Records to process:
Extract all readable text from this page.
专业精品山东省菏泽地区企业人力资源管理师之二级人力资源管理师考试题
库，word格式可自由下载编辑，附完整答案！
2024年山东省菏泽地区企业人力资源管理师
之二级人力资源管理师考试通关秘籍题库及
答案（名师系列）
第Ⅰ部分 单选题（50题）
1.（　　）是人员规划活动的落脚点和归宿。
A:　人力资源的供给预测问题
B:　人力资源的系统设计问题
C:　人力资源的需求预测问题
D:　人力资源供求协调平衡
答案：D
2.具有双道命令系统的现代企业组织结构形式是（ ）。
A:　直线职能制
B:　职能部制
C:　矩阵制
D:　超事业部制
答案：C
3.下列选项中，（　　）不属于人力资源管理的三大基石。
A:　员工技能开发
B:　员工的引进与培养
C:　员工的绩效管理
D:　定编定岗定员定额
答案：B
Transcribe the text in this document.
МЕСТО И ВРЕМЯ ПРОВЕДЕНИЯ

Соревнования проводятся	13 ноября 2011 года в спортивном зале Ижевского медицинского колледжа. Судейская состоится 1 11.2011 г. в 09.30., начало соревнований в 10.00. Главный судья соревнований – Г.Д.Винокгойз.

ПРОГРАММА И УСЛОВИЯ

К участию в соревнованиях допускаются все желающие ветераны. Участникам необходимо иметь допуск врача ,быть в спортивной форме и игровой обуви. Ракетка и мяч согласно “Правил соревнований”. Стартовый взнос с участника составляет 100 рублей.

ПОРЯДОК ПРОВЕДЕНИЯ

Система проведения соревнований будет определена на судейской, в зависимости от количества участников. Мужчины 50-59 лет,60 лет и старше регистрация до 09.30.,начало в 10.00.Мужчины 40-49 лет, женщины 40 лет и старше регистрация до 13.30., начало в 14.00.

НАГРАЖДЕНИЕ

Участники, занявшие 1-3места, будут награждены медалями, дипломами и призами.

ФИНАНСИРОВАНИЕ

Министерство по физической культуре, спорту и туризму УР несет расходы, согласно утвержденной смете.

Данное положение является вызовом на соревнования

Instructions for the task: Repeat all the entries word for word.

Output of the exercise:
Extract all readable text from this page.
专业精品山东省菏泽地区企业人力资源管理师之二级人力资源管理师考试题
库，word格式可自由下载编辑，附完整答案！
2024年山东省菏泽地区企业人力资源管理师
之二级人力资源管理师考试通关秘籍题库及
答案（名师系列）
第Ⅰ部分 单选题（50题）
1.（　　）是人员规划活动的落脚点和归宿。
A:　人力资源的供给预测问题
B:　人力资源的系统设计问题
C:　人力资源的需求预测问题
D:　人力资源供求协调平衡
答案：D
2.具有双道命令系统的现代企业组织结构形式是（ ）。
A:　直线职能制
B:　职能部制
C:　矩阵制
D:　超事业部制
答案：C
3.下列选项中，（　　）不属于人力资源管理的三大基石。
A:　员工技能开发
B:　员工的引进与培养
C:　员工的绩效管理
D:　定编定岗定员定额
答案：B
Transcribe the text in this document.
МЕСТО И ВРЕМЯ ПРОВЕДЕНИЯ

Соревнования проводятся	13 ноября 2011 года в спортивном зале Ижевского медицинского колледжа. Судейская состоится 1 11.2011 г. в 09.30., начало соревнований в 10.00. Главный судья соревнований – Г.Д.Винокгойз.

ПРОГРАММА И УСЛОВИЯ

К участию в соревнованиях допускаются все желающие ветераны. Участникам необходимо иметь допуск врача ,быть в спортивной форме и игровой обуви. Ракетка и мяч согласно “Правил соревнований”. Стартовый взнос с участника составляет 100 рублей.

ПОРЯДОК ПРОВЕДЕНИЯ

Система проведения соревнований будет определена на судейской, в зависимости от количества участников. Мужчины 50-59 лет,60 лет и старше регистрация до 09.30.,начало в 10.00.Мужчины 40-49 лет, женщины 40 лет и старше регистрация до 13.30., начало в 14.00.

НАГРАЖДЕНИЕ

Участники, занявшие 1-3места, будут награждены медалями, дипломами и призами.

ФИНАНСИРОВАНИЕ

Министерство по физической культуре, спорту и туризму УР несет расходы, согласно утвержденной смете.

Данное положение является вызовом на соревнования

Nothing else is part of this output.